(To be done)
1 > From the fire pit insert description, list every part that the fuel distribution chamber may include.
2 > Extend the fire pit insert description past its final sentence.

(Passage shown)
──────

This disclosure relates to outdoor or backyard fire pits and more particularly to fire pit inserts.
An open fire creates an inviting, relaxing atmosphere. People will often pass long hours just staring into the flickering flames and talking to friends. Such fires were once strictly limited to campsites and campgrounds but are now finding increased usage in backyards and on patios due to the prevalence of fire pits, which have become desirable additions to outdoor spaces. Fire pits are available in a wide variety of shapes and sizes and can be used with fire wood and also with gaseous fuels, such as propane and natural gas. Even with such a wide variety of options, the flame generated by one fire pit is generally similar in appearance to the flame of another fire pit.
Fire is often used decoratively in fireplaces and in theatrical fire effects for its unique and powerful sensory impact. In theatrical effects, bursts of fire are sometimes triggered in conjunction with music. To date, such theatrical fire effects have required the use of a pre-recorded sequence of timed triggers. This greatly reduces the cost and randomness of the visual effects that a flame display can generate.
Accordingly, a need exists for a fire pit insert assembly that can mix sound waves and fuel to randomly modulate a flame. It is to such a fire pit insert assembly that the inventive concepts disclosed herein are directed.
Embodiments of a fire pit insert include a mixing tube that has a first (fuel outlet) end, a second (soundwave input) end located below and horizontally offset from the first end, and a fuel inlet located between the first and second ends. A fuel distribution chamber is connected to the first end.
The fuel distribution chamber may include a top plate with a plurality of orifices, a bottom plate spaced apart from the top plate, and a baffle located between the top and bottom plates, with the baffle arranged coaxial to the fuel outlet end. In some embodiments, the baffle includes a planar plate with at least one concave-shaped side.

──────

(Extracted material)
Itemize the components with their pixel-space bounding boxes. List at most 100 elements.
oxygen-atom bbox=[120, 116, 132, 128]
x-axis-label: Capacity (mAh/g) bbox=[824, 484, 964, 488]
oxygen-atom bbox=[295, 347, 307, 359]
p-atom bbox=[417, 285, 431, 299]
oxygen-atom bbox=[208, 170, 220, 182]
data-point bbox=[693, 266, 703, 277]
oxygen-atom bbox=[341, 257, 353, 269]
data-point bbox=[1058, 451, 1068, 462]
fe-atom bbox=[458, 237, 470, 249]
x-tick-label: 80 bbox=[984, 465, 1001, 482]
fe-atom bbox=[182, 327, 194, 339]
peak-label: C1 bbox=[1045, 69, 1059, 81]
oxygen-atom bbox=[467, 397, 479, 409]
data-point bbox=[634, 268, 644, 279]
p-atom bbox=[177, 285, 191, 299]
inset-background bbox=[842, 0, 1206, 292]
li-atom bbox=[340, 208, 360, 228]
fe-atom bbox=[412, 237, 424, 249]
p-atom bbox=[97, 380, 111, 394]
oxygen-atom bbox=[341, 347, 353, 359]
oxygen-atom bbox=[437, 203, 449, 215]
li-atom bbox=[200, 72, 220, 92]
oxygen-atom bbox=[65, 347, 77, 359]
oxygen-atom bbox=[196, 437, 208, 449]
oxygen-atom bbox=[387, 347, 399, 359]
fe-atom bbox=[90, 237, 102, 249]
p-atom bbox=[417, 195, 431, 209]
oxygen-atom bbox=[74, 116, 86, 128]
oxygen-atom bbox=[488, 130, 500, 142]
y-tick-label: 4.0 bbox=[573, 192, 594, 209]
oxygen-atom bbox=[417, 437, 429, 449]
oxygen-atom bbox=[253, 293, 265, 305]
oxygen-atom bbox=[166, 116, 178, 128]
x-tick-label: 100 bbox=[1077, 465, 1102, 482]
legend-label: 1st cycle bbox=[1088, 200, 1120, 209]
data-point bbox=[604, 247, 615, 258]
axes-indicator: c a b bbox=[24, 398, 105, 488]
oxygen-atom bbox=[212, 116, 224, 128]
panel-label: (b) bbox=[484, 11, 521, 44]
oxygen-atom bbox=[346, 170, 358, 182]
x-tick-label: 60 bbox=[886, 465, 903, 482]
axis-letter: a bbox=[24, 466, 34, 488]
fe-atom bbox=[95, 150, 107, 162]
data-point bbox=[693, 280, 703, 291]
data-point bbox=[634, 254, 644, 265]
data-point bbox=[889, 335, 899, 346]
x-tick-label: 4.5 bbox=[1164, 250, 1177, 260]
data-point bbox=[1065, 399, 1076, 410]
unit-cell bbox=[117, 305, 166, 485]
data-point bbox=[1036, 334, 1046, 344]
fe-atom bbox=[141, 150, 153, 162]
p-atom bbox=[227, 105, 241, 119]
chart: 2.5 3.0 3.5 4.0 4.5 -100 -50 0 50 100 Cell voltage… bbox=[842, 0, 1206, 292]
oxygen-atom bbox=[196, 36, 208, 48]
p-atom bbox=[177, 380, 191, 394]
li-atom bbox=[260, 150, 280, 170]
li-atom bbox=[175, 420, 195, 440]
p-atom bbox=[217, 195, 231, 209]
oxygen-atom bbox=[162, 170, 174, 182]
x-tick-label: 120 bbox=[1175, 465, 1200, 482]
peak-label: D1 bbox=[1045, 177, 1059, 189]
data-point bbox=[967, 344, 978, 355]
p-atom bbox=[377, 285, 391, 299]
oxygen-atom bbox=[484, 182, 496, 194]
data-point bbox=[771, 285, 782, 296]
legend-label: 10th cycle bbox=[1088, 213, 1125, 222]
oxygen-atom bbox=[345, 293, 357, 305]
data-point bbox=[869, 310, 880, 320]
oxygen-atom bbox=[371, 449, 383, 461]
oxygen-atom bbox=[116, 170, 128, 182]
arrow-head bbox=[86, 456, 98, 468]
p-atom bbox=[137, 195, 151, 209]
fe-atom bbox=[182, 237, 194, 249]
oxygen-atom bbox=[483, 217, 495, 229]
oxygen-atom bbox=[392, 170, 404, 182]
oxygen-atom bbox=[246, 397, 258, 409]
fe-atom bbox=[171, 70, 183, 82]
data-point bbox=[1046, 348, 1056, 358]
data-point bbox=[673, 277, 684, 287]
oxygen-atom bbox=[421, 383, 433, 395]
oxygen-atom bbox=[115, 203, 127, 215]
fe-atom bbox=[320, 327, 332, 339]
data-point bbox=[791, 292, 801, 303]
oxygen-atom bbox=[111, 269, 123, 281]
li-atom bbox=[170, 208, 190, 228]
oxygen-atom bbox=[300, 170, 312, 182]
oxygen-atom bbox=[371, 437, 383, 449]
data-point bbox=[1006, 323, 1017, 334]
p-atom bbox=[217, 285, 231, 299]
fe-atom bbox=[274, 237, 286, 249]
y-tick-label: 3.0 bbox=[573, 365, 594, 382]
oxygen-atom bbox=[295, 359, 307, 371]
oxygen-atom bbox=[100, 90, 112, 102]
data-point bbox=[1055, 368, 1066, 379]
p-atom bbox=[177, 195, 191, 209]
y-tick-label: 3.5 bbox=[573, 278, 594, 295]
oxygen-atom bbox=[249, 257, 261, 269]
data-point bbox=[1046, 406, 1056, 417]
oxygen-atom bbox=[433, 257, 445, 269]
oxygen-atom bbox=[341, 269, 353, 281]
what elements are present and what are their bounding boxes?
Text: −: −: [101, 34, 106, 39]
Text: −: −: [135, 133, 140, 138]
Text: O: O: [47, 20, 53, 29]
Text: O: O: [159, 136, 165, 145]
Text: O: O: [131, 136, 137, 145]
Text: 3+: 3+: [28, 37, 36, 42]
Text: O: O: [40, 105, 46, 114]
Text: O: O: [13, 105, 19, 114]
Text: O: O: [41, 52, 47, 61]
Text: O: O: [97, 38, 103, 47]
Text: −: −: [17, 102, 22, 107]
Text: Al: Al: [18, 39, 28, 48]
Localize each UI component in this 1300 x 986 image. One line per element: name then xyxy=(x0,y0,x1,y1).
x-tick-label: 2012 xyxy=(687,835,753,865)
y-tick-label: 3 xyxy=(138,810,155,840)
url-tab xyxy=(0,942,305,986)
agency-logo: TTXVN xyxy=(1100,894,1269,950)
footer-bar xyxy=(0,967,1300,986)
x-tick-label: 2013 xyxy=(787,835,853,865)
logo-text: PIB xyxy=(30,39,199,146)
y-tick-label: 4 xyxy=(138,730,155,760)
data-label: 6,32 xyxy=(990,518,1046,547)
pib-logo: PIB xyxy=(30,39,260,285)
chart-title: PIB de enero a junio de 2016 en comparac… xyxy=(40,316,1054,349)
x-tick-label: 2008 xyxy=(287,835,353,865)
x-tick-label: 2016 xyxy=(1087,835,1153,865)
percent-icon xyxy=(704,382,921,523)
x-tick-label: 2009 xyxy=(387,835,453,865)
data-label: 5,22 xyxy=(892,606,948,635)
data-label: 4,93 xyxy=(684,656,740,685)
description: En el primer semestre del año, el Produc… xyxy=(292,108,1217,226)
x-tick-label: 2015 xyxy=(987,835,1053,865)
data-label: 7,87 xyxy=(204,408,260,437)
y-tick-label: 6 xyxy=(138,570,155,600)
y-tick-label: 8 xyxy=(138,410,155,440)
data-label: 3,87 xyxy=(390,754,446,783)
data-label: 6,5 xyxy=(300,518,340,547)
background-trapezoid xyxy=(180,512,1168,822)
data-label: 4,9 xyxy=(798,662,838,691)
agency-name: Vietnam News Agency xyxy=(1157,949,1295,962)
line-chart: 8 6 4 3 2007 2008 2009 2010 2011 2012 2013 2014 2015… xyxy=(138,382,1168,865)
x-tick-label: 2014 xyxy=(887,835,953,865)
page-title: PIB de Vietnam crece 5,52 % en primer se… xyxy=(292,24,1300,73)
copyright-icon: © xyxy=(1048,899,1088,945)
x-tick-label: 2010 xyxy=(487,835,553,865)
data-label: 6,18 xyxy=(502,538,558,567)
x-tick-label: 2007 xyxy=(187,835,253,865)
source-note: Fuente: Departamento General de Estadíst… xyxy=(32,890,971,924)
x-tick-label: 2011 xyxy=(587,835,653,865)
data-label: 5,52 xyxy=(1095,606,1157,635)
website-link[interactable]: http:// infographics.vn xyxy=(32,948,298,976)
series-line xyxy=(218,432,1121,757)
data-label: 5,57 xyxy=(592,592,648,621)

──────

(Final answers)
1 >
- A top plate with a plurality of orifices
- A bottom plate spaced apart from the top plate
- A baffle located between the top and bottom plates, arranged coaxial to the fuel outlet end

2 >
A housing or surround may contain the mixing tube and fuel distribution chamber. At least one soundwave source can be connected to the second end and contained within the housing. In some embodiments, the first end of the mixing tube is located above and arranged coaxial to a lowermost end of the mixing tube. The second end of the tube is located above the lowermost end of the mixing tube. The mixing tube may be square-shaped and include at least one bend between the first and second ends, and this bend can be the lowermost end or bottom of the mixing tube
The accompanying drawings, which are incorporated in and constitute a part of this specification, illustrate one or more implementations described herein and, together with the description, explain these implementations. The drawings are not intended to be drawn to scale, and certain features and certain views of the figures may be shown exaggerated, to scale or in schematic in the interest of clarity and conciseness. Not every component may be labeled in every drawing. Like reference numerals in the figures may represent and refer to the same or similar element or function. In the drawings:
Elements and Numbering Used in the Drawings and Detailed Description
Before explaining at least one embodiment disclosed herein in detail, it is to be understood that the inventive concepts are not limited in their application to the details of construction and the arrangement of the components or steps or methodologies set forth in the following description or illustrated in the drawings. The inventive concepts disclosed herein are capable of other embodiments, or of being practiced or carried out in various ways. Also, it is to be understood that the phraseology and terminology employed herein is for the purpose of description and should not be regarded as limiting the inventive concepts disclosed and claimed herein in any way.
In the following detailed description of embodiments of the inventive concepts, numerous specific details are set forth in order to provide a more thorough understanding of the inventive concepts. However, it will be apparent to one of ordinary skill in the art that the inventive concepts within the instant disclosure may be practiced without these specific details. In other instances, well-known features have not been described in detail to avoid unnecessarily complicating the instant disclosure.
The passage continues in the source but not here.